▶ [What the task requires]
Write out all the data below exactly.

··· Given information ···

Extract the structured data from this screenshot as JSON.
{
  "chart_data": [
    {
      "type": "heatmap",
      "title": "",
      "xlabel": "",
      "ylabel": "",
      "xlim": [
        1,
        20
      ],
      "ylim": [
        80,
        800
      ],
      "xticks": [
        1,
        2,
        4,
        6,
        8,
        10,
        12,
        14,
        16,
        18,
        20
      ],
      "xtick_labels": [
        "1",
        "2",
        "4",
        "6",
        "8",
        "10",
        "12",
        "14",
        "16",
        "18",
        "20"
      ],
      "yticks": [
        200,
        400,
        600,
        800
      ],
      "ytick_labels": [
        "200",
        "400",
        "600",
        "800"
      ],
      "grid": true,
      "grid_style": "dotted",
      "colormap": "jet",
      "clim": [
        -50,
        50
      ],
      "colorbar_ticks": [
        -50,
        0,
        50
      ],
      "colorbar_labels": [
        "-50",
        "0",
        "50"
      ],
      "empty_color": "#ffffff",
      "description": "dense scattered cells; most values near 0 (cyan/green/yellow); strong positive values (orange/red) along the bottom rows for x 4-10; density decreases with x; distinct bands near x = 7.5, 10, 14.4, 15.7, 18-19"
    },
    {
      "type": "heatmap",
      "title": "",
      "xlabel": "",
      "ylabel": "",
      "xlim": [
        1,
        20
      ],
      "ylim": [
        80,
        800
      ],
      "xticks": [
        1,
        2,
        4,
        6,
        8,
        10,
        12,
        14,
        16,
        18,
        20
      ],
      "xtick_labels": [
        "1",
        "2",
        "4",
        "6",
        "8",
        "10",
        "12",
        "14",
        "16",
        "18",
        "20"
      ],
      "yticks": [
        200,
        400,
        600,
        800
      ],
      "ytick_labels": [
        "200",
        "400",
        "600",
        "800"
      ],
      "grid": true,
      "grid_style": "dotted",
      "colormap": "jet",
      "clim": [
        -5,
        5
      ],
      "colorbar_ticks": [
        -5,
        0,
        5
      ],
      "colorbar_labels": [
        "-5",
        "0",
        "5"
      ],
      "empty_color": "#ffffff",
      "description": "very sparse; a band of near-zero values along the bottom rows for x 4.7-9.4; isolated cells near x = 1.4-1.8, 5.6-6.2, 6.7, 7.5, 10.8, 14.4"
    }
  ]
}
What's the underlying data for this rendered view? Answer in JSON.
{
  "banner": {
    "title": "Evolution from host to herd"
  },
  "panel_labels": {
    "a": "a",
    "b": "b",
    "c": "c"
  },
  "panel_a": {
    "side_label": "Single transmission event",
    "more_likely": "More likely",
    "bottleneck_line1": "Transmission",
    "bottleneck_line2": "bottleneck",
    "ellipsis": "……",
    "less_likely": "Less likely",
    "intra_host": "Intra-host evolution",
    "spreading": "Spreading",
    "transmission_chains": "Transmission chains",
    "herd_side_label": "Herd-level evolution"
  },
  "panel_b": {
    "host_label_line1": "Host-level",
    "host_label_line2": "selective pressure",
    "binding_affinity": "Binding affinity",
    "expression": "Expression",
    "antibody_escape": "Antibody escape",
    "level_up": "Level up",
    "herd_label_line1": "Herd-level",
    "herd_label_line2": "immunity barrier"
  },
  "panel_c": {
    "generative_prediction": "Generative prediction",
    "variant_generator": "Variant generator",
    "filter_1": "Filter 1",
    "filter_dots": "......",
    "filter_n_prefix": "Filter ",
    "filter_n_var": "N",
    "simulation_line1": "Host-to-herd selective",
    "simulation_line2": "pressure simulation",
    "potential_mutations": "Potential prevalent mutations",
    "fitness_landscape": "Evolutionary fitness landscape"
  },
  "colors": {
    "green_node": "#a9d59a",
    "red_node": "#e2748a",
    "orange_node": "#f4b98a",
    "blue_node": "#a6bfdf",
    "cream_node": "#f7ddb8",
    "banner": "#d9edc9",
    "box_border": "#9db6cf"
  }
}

···

▶ [Answer box]
Extract the structured data from this screenshot as JSON.
{
  "chart_data": [
    {
      "type": "heatmap",
      "title": "",
      "xlabel": "",
      "ylabel": "",
      "xlim": [
        1,
        20
      ],
      "ylim": [
        80,
        800
      ],
      "xticks": [
        1,
        2,
        4,
        6,
        8,
        10,
        12,
        14,
        16,
        18,
        20
      ],
      "xtick_labels": [
        "1",
        "2",
        "4",
        "6",
        "8",
        "10",
        "12",
        "14",
        "16",
        "18",
        "20"
      ],
      "yticks": [
        200,
        400,
        600,
        800
      ],
      "ytick_labels": [
        "200",
        "400",
        "600",
        "800"
      ],
      "grid": true,
      "grid_style": "dotted",
      "colormap": "jet",
      "clim": [
        -50,
        50
      ],
      "colorbar_ticks": [
        -50,
        0,
        50
      ],
      "colorbar_labels": [
        "-50",
        "0",
        "50"
      ],
      "empty_color": "#ffffff",
      "description": "dense scattered cells; most values near 0 (cyan/green/yellow); strong positive values (orange/red) along the bottom rows for x 4-10; density decreases with x; distinct bands near x = 7.5, 10, 14.4, 15.7, 18-19"
    },
    {
      "type": "heatmap",
      "title": "",
      "xlabel": "",
      "ylabel": "",
      "xlim": [
        1,
        20
      ],
      "ylim": [
        80,
        800
      ],
      "xticks": [
        1,
        2,
        4,
        6,
        8,
        10,
        12,
        14,
        16,
        18,
        20
      ],
      "xtick_labels": [
        "1",
        "2",
        "4",
        "6",
        "8",
        "10",
        "12",
        "14",
        "16",
        "18",
        "20"
      ],
      "yticks": [
        200,
        400,
        600,
        800
      ],
      "ytick_labels": [
        "200",
        "400",
        "600",
        "800"
      ],
      "grid": true,
      "grid_style": "dotted",
      "colormap": "jet",
      "clim": [
        -5,
        5
      ],
      "colorbar_ticks": [
        -5,
        0,
        5
      ],
      "colorbar_labels": [
        "-5",
        "0",
        "5"
      ],
      "empty_color": "#ffffff",
      "description": "very sparse; a band of near-zero values along the bottom rows for x 4.7-9.4; isolated cells near x = 1.4-1.8, 5.6-6.2, 6.7, 7.5, 10.8, 14.4"
    }
  ]
}
What's the underlying data for this rendered view? Answer in JSON.
{
  "banner": {
    "title": "Evolution from host to herd"
  },
  "panel_labels": {
    "a": "a",
    "b": "b",
    "c": "c"
  },
  "panel_a": {
    "side_label": "Single transmission event",
    "more_likely": "More likely",
    "bottleneck_line1": "Transmission",
    "bottleneck_line2": "bottleneck",
    "ellipsis": "……",
    "less_likely": "Less likely",
    "intra_host": "Intra-host evolution",
    "spreading": "Spreading",
    "transmission_chains": "Transmission chains",
    "herd_side_label": "Herd-level evolution"
  },
  "panel_b": {
    "host_label_line1": "Host-level",
    "host_label_line2": "selective pressure",
    "binding_affinity": "Binding affinity",
    "expression": "Expression",
    "antibody_escape": "Antibody escape",
    "level_up": "Level up",
    "herd_label_line1": "Herd-level",
    "herd_label_line2": "immunity barrier"
  },
  "panel_c": {
    "generative_prediction": "Generative prediction",
    "variant_generator": "Variant generator",
    "filter_1": "Filter 1",
    "filter_dots": "......",
    "filter_n_prefix": "Filter ",
    "filter_n_var": "N",
    "simulation_line1": "Host-to-herd selective",
    "simulation_line2": "pressure simulation",
    "potential_mutations": "Potential prevalent mutations",
    "fitness_landscape": "Evolutionary fitness landscape"
  },
  "colors": {
    "green_node": "#a9d59a",
    "red_node": "#e2748a",
    "orange_node": "#f4b98a",
    "blue_node": "#a6bfdf",
    "cream_node": "#f7ddb8",
    "banner": "#d9edc9",
    "box_border": "#9db6cf"
  }
}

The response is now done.